--- INPUT RECORDS ---

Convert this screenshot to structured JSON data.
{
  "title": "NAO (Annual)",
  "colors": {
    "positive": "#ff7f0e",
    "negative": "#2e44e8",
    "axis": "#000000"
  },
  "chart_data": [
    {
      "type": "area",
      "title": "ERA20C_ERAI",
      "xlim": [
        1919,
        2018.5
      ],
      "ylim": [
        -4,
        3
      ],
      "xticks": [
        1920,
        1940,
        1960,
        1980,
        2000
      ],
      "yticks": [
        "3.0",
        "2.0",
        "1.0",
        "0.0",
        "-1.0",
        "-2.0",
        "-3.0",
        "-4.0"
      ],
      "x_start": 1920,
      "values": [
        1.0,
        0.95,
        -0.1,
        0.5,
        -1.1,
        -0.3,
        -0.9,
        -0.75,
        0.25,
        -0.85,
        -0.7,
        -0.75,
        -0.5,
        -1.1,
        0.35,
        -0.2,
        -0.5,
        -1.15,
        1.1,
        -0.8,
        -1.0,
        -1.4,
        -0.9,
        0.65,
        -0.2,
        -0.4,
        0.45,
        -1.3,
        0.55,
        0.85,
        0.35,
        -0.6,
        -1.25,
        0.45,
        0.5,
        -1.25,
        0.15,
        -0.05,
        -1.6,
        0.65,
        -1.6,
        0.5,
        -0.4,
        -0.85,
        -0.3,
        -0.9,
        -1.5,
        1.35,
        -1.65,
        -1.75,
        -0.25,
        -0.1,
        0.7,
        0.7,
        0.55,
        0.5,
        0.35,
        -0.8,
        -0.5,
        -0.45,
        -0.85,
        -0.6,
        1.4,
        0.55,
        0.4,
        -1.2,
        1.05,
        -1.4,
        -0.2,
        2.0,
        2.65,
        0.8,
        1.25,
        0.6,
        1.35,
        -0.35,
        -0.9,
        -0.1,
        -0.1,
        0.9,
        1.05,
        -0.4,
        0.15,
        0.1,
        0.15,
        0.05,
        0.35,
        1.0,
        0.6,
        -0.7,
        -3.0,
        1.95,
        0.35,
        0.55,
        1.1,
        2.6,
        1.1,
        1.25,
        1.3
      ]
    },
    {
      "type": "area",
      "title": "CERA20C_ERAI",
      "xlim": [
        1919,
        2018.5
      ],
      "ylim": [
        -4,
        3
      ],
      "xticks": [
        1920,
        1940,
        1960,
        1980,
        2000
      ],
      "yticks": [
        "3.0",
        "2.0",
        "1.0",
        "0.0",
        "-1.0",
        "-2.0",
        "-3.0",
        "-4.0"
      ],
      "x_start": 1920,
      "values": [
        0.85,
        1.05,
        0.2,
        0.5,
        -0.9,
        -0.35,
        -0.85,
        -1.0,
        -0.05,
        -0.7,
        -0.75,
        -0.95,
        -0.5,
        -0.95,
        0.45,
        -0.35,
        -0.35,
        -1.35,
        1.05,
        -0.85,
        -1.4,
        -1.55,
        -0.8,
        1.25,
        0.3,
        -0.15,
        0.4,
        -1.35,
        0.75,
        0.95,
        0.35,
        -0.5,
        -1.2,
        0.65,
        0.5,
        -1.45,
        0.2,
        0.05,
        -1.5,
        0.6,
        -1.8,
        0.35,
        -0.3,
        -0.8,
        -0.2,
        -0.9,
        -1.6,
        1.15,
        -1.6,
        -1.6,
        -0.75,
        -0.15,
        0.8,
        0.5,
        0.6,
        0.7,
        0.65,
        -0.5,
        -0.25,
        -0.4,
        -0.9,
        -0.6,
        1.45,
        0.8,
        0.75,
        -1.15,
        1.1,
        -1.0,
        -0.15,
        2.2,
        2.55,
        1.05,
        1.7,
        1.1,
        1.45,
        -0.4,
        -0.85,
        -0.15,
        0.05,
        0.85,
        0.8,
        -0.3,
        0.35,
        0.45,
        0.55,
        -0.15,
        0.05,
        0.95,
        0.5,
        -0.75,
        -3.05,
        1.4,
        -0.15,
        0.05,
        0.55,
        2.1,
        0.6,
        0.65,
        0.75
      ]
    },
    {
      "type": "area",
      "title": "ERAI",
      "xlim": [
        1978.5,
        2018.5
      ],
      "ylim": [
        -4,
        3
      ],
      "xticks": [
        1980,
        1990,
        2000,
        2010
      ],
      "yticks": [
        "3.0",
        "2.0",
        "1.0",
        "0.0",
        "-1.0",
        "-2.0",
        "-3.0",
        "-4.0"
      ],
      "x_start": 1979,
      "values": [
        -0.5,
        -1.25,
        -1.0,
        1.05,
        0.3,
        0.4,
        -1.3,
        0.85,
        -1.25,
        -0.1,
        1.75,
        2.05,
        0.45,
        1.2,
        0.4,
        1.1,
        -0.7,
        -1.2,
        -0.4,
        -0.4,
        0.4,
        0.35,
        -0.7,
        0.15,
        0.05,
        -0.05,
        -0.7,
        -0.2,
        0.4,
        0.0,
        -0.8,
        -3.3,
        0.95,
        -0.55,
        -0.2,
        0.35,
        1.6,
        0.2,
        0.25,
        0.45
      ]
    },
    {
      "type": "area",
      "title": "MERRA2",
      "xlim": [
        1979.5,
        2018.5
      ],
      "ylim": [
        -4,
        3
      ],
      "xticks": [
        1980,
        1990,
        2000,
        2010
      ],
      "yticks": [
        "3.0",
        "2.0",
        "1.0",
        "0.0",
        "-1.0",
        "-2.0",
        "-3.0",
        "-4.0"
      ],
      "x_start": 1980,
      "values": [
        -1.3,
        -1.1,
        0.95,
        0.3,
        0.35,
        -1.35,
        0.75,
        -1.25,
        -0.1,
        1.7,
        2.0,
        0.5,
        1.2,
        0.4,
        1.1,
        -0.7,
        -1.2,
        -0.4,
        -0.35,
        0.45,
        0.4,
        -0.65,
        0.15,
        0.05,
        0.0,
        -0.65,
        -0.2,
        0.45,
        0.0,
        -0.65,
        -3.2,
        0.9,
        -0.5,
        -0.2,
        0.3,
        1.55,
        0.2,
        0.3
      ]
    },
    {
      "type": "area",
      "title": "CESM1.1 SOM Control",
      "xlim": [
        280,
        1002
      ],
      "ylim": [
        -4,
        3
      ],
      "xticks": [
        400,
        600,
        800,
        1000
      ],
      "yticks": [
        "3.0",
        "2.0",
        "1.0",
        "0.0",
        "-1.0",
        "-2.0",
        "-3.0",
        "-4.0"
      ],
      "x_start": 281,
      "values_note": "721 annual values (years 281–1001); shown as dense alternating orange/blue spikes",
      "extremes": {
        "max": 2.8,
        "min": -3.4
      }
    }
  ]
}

--- WORK REQUIRED ---
Nothing in the listing may be changed; retype it all exactly.

--- TASK ANSWER ---
Convert this screenshot to structured JSON data.
{
  "title": "NAO (Annual)",
  "colors": {
    "positive": "#ff7f0e",
    "negative": "#2e44e8",
    "axis": "#000000"
  },
  "chart_data": [
    {
      "type": "area",
      "title": "ERA20C_ERAI",
      "xlim": [
        1919,
        2018.5
      ],
      "ylim": [
        -4,
        3
      ],
      "xticks": [
        1920,
        1940,
        1960,
        1980,
        2000
      ],
      "yticks": [
        "3.0",
        "2.0",
        "1.0",
        "0.0",
        "-1.0",
        "-2.0",
        "-3.0",
        "-4.0"
      ],
      "x_start": 1920,
      "values": [
        1.0,
        0.95,
        -0.1,
        0.5,
        -1.1,
        -0.3,
        -0.9,
        -0.75,
        0.25,
        -0.85,
        -0.7,
        -0.75,
        -0.5,
        -1.1,
        0.35,
        -0.2,
        -0.5,
        -1.15,
        1.1,
        -0.8,
        -1.0,
        -1.4,
        -0.9,
        0.65,
        -0.2,
        -0.4,
        0.45,
        -1.3,
        0.55,
        0.85,
        0.35,
        -0.6,
        -1.25,
        0.45,
        0.5,
        -1.25,
        0.15,
        -0.05,
        -1.6,
        0.65,
        -1.6,
        0.5,
        -0.4,
        -0.85,
        -0.3,
        -0.9,
        -1.5,
        1.35,
        -1.65,
        -1.75,
        -0.25,
        -0.1,
        0.7,
        0.7,
        0.55,
        0.5,
        0.35,
        -0.8,
        -0.5,
        -0.45,
        -0.85,
        -0.6,
        1.4,
        0.55,
        0.4,
        -1.2,
        1.05,
        -1.4,
        -0.2,
        2.0,
        2.65,
        0.8,
        1.25,
        0.6,
        1.35,
        -0.35,
        -0.9,
        -0.1,
        -0.1,
        0.9,
        1.05,
        -0.4,
        0.15,
        0.1,
        0.15,
        0.05,
        0.35,
        1.0,
        0.6,
        -0.7,
        -3.0,
        1.95,
        0.35,
        0.55,
        1.1,
        2.6,
        1.1,
        1.25,
        1.3
      ]
    },
    {
      "type": "area",
      "title": "CERA20C_ERAI",
      "xlim": [
        1919,
        2018.5
      ],
      "ylim": [
        -4,
        3
      ],
      "xticks": [
        1920,
        1940,
        1960,
        1980,
        2000
      ],
      "yticks": [
        "3.0",
        "2.0",
        "1.0",
        "0.0",
        "-1.0",
        "-2.0",
        "-3.0",
        "-4.0"
      ],
      "x_start": 1920,
      "values": [
        0.85,
        1.05,
        0.2,
        0.5,
        -0.9,
        -0.35,
        -0.85,
        -1.0,
        -0.05,
        -0.7,
        -0.75,
        -0.95,
        -0.5,
        -0.95,
        0.45,
        -0.35,
        -0.35,
        -1.35,
        1.05,
        -0.85,
        -1.4,
        -1.55,
        -0.8,
        1.25,
        0.3,
        -0.15,
        0.4,
        -1.35,
        0.75,
        0.95,
        0.35,
        -0.5,
        -1.2,
        0.65,
        0.5,
        -1.45,
        0.2,
        0.05,
        -1.5,
        0.6,
        -1.8,
        0.35,
        -0.3,
        -0.8,
        -0.2,
        -0.9,
        -1.6,
        1.15,
        -1.6,
        -1.6,
        -0.75,
        -0.15,
        0.8,
        0.5,
        0.6,
        0.7,
        0.65,
        -0.5,
        -0.25,
        -0.4,
        -0.9,
        -0.6,
        1.45,
        0.8,
        0.75,
        -1.15,
        1.1,
        -1.0,
        -0.15,
        2.2,
        2.55,
        1.05,
        1.7,
        1.1,
        1.45,
        -0.4,
        -0.85,
        -0.15,
        0.05,
        0.85,
        0.8,
        -0.3,
        0.35,
        0.45,
        0.55,
        -0.15,
        0.05,
        0.95,
        0.5,
        -0.75,
        -3.05,
        1.4,
        -0.15,
        0.05,
        0.55,
        2.1,
        0.6,
        0.65,
        0.75
      ]
    },
    {
      "type": "area",
      "title": "ERAI",
      "xlim": [
        1978.5,
        2018.5
      ],
      "ylim": [
        -4,
        3
      ],
      "xticks": [
        1980,
        1990,
        2000,
        2010
      ],
      "yticks": [
        "3.0",
        "2.0",
        "1.0",
        "0.0",
        "-1.0",
        "-2.0",
        "-3.0",
        "-4.0"
      ],
      "x_start": 1979,
      "values": [
        -0.5,
        -1.25,
        -1.0,
        1.05,
        0.3,
        0.4,
        -1.3,
        0.85,
        -1.25,
        -0.1,
        1.75,
        2.05,
        0.45,
        1.2,
        0.4,
        1.1,
        -0.7,
        -1.2,
        -0.4,
        -0.4,
        0.4,
        0.35,
        -0.7,
        0.15,
        0.05,
        -0.05,
        -0.7,
        -0.2,
        0.4,
        0.0,
        -0.8,
        -3.3,
        0.95,
        -0.55,
        -0.2,
        0.35,
        1.6,
        0.2,
        0.25,
        0.45
      ]
    },
    {
      "type": "area",
      "title": "MERRA2",
      "xlim": [
        1979.5,
        2018.5
      ],
      "ylim": [
        -4,
        3
      ],
      "xticks": [
        1980,
        1990,
        2000,
        2010
      ],
      "yticks": [
        "3.0",
        "2.0",
        "1.0",
        "0.0",
        "-1.0",
        "-2.0",
        "-3.0",
        "-4.0"
      ],
      "x_start": 1980,
      "values": [
        -1.3,
        -1.1,
        0.95,
        0.3,
        0.35,
        -1.35,
        0.75,
        -1.25,
        -0.1,
        1.7,
        2.0,
        0.5,
        1.2,
        0.4,
        1.1,
        -0.7,
        -1.2,
        -0.4,
        -0.35,
        0.45,
        0.4,
        -0.65,
        0.15,
        0.05,
        0.0,
        -0.65,
        -0.2,
        0.45,
        0.0,
        -0.65,
        -3.2,
        0.9,
        -0.5,
        -0.2,
        0.3,
        1.55,
        0.2,
        0.3
      ]
    },
    {
      "type": "area",
      "title": "CESM1.1 SOM Control",
      "xlim": [
        280,
        1002
      ],
      "ylim": [
        -4,
        3
      ],
      "xticks": [
        400,
        600,
        800,
        1000
      ],
      "yticks": [
        "3.0",
        "2.0",
        "1.0",
        "0.0",
        "-1.0",
        "-2.0",
        "-3.0",
        "-4.0"
      ],
      "x_start": 281,
      "values_note": "721 annual values (years 281–1001); shown as dense alternating orange/blue spikes",
      "extremes": {
        "max": 2.8,
        "min": -3.4
      }
    }
  ]
}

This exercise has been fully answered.